• [Work to do]: In the listing below, how many lines contain the word "SPACE"? Please respond with the number only.

(Lines of data)
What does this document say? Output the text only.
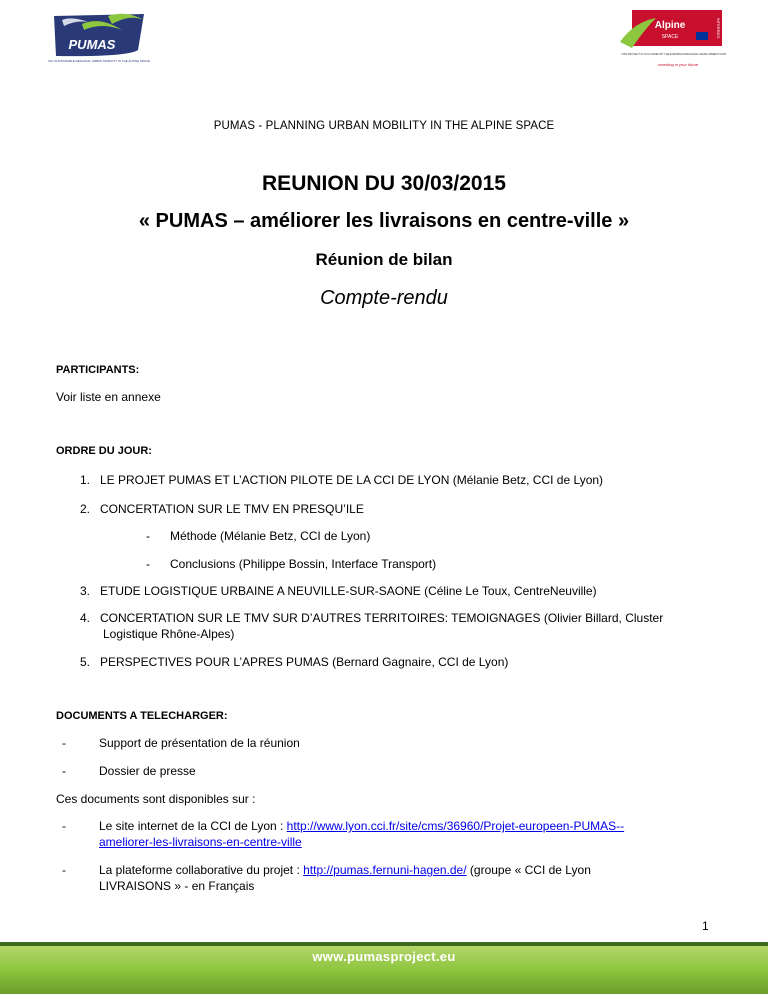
PUMAS
PLANNING SUSTAINABLE REGIONAL URBAN MOBILITY IN THE ALPINE SPACE
Alpine
SPACE	INTERREG
THIS PROJECT IS CO-FUNDED BY THE EUROPEAN REGIONAL DEVELOPMENT FUND
investing in your future
PUMAS - PLANNING URBAN MOBILITY IN THE ALPINE SPACE
REUNION DU 30/03/2015
« PUMAS – améliorer les livraisons en centre-ville »
Réunion de bilan
Compte-rendu
PARTICIPANTS:
Voir liste en annexe
ORDRE DU JOUR:
1. LE PROJET PUMAS ET L’ACTION PILOTE DE LA CCI DE LYON (Mélanie Betz, CCI de Lyon)
2. CONCERTATION SUR LE TMV EN PRESQU’ILE
- Méthode (Mélanie Betz, CCI de Lyon)
- Conclusions (Philippe Bossin, Interface Transport)
3. ETUDE LOGISTIQUE URBAINE A NEUVILLE-SUR-SAONE (Céline Le Toux, CentreNeuville)
4. CONCERTATION SUR LE TMV SUR D’AUTRES TERRITOIRES: TEMOIGNAGES (Olivier Billard, Cluster
Logistique Rhône-Alpes)
5. PERSPECTIVES POUR L’APRES PUMAS (Bernard Gagnaire, CCI de Lyon)
DOCUMENTS A TELECHARGER:
-	Support de présentation de la réunion
-	Dossier de presse
Ces documents sont disponibles sur :
-	Le site internet de la CCI de Lyon : http://www.lyon.cci.fr/site/cms/36960/Projet-europeen-PUMAS--
ameliorer-les-livraisons-en-centre-ville
-	La plateforme collaborative du projet : http://pumas.fernuni-hagen.de/ (groupe « CCI de Lyon
LIVRAISONS » - en Français
1
www.pumasproject.eu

• [Answer to the problem]: 3